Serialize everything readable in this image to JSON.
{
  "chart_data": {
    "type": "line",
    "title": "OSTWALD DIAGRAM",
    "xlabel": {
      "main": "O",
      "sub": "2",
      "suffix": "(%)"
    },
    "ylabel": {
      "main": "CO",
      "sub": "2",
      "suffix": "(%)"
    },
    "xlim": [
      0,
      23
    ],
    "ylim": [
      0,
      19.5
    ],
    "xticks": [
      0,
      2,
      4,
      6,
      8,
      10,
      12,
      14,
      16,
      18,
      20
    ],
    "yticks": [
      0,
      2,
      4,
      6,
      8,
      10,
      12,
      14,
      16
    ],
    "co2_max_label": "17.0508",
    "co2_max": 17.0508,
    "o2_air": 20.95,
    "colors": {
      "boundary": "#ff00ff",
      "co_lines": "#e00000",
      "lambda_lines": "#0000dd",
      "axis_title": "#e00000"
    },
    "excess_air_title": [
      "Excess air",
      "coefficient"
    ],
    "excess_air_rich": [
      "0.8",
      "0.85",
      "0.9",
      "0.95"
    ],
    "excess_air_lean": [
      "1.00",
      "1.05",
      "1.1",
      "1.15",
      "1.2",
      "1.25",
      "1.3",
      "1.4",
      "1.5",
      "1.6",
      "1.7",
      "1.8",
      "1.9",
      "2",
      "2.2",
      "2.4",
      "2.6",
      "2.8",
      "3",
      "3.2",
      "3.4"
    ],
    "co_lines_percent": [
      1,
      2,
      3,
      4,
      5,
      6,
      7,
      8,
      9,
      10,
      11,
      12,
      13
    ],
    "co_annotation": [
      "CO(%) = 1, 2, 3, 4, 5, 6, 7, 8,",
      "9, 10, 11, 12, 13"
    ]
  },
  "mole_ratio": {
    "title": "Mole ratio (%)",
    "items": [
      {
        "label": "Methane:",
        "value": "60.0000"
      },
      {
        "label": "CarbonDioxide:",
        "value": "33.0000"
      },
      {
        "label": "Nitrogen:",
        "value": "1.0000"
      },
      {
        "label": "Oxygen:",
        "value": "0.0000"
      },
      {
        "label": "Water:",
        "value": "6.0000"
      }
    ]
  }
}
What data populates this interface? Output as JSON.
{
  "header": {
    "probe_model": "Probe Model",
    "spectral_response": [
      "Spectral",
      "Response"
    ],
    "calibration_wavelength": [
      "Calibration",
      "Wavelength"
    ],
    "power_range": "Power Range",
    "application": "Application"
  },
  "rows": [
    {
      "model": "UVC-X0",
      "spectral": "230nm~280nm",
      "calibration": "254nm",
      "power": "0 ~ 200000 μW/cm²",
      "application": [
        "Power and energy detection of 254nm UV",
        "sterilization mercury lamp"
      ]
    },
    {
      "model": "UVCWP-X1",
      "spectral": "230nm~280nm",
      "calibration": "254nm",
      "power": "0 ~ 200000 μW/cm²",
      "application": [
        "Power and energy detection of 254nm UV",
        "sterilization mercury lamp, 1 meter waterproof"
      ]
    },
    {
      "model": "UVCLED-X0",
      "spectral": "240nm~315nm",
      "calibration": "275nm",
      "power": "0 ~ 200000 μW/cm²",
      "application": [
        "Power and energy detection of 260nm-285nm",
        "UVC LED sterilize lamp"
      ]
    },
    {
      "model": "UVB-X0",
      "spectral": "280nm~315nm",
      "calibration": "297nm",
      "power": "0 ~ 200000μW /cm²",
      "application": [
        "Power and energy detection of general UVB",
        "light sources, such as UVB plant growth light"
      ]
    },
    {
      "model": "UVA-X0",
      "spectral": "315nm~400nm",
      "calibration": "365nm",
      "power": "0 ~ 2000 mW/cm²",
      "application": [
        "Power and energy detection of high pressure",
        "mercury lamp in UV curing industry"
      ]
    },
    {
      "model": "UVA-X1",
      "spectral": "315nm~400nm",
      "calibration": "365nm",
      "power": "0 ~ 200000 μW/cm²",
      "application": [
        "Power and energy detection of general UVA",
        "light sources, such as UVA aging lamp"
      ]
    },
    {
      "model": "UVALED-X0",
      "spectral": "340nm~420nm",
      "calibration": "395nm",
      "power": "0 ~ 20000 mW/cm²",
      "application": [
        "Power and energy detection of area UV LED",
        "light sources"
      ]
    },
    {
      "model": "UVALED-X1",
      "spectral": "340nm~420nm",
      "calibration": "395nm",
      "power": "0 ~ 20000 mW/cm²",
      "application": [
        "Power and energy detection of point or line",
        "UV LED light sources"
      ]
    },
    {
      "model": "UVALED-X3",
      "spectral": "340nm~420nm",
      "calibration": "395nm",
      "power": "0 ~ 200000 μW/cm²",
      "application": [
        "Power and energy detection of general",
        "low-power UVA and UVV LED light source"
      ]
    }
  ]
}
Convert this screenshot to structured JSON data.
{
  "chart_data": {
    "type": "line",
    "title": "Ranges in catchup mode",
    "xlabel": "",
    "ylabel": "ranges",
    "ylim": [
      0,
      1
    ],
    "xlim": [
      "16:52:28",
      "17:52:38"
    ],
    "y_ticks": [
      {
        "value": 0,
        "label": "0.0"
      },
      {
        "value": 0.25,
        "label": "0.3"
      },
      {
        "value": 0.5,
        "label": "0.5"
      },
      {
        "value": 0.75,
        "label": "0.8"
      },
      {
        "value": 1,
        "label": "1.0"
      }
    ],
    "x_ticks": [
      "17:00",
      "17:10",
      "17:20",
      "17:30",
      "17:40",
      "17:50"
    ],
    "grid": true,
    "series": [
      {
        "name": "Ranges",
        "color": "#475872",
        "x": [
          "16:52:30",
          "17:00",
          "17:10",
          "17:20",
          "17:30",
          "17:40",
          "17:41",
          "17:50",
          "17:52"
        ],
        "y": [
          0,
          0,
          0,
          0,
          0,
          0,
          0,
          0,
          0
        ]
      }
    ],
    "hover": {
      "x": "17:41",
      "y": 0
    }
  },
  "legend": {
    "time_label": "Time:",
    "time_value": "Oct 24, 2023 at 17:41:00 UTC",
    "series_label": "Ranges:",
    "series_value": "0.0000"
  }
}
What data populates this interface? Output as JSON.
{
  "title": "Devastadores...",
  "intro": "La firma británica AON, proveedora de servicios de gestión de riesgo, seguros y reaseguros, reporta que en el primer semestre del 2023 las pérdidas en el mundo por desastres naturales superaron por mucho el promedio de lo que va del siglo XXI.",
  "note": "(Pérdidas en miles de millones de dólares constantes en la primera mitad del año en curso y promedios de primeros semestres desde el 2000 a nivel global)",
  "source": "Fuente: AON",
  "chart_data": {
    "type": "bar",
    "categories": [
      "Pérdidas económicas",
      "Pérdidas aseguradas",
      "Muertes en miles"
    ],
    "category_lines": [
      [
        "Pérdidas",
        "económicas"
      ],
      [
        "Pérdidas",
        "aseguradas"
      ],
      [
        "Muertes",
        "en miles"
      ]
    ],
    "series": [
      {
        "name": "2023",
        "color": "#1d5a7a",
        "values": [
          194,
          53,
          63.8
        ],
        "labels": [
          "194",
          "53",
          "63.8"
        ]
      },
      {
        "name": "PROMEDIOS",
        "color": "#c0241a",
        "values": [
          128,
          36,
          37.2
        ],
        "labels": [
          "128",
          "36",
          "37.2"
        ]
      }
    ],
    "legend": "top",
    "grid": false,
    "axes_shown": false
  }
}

• **Required task**: Please list every line of the records that contains "such".

• **Answer in full**:
        "light sources, such as UVB plant growth light"
        "light sources, such as UVA aging lamp"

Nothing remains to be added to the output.